Among the entries below, count the lines that contain the word "title". Write down only the total.

▶ ITEMS
* * *

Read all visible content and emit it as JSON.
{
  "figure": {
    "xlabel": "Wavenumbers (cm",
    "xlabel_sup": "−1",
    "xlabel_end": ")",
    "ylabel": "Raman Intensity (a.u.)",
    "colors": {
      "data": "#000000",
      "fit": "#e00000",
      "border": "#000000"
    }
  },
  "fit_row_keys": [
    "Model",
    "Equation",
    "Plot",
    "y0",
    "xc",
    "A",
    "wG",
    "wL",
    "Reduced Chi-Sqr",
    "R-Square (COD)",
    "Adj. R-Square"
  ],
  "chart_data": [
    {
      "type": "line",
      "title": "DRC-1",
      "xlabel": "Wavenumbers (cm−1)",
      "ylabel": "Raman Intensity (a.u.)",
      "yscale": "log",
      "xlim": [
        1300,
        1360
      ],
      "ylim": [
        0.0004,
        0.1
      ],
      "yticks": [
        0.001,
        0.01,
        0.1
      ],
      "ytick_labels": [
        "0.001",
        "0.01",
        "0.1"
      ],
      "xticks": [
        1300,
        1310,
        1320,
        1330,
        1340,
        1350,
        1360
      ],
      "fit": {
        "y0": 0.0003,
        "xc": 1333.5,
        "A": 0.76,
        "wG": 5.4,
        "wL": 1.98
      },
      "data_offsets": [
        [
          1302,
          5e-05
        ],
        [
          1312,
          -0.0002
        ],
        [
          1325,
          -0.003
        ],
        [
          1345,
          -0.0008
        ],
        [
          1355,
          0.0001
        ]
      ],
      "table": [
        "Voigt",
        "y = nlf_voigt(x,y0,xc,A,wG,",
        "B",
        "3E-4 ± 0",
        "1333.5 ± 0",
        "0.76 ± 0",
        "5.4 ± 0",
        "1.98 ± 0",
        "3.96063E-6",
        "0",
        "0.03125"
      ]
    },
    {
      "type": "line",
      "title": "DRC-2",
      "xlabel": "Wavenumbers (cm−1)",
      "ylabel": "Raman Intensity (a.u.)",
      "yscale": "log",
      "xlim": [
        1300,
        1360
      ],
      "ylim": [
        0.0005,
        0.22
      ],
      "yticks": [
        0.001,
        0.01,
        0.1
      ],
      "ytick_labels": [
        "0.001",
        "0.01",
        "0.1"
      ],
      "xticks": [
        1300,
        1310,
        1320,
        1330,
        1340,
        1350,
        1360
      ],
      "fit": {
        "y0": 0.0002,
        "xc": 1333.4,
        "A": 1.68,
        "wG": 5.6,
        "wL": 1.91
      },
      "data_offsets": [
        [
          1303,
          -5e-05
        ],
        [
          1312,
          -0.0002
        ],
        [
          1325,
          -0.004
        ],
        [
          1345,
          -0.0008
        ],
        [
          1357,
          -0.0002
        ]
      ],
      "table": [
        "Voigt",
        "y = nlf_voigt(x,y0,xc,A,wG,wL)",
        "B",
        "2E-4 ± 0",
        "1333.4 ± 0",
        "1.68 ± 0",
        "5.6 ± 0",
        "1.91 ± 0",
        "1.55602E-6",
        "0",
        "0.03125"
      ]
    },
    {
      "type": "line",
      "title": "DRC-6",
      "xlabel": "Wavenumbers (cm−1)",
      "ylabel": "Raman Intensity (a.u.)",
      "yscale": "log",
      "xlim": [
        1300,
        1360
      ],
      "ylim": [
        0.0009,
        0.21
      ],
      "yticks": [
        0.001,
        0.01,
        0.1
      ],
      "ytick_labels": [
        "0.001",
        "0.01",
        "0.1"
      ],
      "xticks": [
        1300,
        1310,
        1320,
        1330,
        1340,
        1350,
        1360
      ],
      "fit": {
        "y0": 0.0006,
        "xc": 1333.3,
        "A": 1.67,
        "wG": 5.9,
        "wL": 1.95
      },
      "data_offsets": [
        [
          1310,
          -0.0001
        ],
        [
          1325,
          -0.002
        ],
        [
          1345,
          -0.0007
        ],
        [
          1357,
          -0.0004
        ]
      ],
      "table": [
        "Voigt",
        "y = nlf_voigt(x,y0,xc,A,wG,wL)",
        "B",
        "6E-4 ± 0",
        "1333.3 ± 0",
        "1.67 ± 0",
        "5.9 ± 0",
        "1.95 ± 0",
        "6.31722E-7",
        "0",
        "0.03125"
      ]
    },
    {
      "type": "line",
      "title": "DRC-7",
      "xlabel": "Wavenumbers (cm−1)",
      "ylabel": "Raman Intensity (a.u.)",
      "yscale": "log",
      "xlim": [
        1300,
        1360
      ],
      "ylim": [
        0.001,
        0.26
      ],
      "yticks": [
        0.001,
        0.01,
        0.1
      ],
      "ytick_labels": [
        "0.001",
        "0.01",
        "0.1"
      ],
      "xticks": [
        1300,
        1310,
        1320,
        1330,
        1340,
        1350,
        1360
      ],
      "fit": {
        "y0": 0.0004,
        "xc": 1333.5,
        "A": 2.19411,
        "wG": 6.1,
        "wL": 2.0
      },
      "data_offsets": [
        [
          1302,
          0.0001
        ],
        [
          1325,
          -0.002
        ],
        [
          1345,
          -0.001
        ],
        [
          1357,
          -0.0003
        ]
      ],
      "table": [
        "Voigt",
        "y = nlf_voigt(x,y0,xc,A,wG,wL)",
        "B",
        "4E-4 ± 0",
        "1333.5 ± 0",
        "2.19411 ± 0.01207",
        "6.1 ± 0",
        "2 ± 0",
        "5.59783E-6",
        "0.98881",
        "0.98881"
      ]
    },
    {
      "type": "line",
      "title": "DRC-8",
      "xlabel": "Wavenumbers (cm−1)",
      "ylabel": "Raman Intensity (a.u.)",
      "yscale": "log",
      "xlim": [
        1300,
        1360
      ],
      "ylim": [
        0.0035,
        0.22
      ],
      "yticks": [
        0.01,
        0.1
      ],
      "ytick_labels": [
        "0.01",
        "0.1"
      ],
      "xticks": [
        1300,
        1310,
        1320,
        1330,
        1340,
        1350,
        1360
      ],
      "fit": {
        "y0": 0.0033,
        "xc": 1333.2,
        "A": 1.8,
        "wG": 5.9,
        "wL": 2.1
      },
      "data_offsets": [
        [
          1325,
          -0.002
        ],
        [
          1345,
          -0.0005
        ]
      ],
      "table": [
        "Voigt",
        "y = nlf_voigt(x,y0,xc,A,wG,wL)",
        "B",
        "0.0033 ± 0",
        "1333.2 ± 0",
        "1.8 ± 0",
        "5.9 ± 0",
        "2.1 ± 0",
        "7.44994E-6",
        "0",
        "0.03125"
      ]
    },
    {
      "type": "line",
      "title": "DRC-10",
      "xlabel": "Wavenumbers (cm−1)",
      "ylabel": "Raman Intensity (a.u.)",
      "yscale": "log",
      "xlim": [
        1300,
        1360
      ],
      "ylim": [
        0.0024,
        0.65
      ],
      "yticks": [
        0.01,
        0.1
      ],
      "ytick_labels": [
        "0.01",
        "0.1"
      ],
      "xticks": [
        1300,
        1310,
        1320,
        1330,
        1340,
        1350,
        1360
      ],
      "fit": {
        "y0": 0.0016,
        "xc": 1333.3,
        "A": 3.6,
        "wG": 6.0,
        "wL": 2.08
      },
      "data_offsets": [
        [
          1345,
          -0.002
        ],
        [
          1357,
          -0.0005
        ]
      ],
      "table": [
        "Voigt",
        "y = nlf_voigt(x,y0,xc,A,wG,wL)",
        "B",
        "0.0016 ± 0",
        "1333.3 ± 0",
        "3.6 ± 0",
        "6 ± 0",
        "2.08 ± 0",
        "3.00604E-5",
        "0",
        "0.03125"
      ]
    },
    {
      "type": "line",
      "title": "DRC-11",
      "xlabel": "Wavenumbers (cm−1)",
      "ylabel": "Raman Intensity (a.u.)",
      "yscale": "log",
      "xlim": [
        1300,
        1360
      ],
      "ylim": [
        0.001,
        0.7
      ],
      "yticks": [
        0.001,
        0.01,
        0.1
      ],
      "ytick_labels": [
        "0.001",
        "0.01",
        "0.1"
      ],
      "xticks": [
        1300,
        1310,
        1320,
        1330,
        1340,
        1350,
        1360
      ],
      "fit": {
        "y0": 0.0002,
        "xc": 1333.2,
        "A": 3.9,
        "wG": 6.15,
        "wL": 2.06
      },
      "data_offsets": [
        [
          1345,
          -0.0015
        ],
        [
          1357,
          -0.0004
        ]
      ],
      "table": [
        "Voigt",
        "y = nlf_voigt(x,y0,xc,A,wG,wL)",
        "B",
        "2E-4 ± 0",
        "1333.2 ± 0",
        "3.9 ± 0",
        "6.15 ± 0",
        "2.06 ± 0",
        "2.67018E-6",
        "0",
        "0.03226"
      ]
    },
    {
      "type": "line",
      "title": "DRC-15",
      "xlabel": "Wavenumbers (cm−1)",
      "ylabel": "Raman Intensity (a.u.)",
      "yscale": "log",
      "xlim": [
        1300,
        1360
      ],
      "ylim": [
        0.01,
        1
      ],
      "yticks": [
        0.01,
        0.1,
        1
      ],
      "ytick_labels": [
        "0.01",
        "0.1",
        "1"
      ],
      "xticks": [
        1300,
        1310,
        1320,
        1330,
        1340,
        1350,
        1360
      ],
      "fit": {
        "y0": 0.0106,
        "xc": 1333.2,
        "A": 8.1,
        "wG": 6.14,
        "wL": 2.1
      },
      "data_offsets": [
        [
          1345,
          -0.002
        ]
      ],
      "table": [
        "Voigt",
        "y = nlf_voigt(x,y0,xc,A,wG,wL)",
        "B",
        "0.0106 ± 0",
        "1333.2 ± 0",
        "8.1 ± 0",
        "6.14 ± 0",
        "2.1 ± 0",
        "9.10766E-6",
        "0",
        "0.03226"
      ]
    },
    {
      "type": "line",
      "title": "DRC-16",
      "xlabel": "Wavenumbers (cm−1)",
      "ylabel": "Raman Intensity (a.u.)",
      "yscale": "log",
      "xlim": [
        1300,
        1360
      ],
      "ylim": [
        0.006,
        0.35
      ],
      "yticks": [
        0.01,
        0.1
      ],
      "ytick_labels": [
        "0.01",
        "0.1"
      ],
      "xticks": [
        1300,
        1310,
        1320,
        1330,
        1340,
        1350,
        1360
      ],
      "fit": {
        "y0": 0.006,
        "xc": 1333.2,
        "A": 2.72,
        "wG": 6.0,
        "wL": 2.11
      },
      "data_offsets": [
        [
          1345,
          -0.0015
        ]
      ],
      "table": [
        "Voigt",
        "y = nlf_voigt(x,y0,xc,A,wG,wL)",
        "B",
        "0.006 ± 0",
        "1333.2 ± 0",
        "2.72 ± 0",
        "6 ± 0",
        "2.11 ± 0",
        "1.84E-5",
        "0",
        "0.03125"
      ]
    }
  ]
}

* * *

▶ TASK SOLUTION
9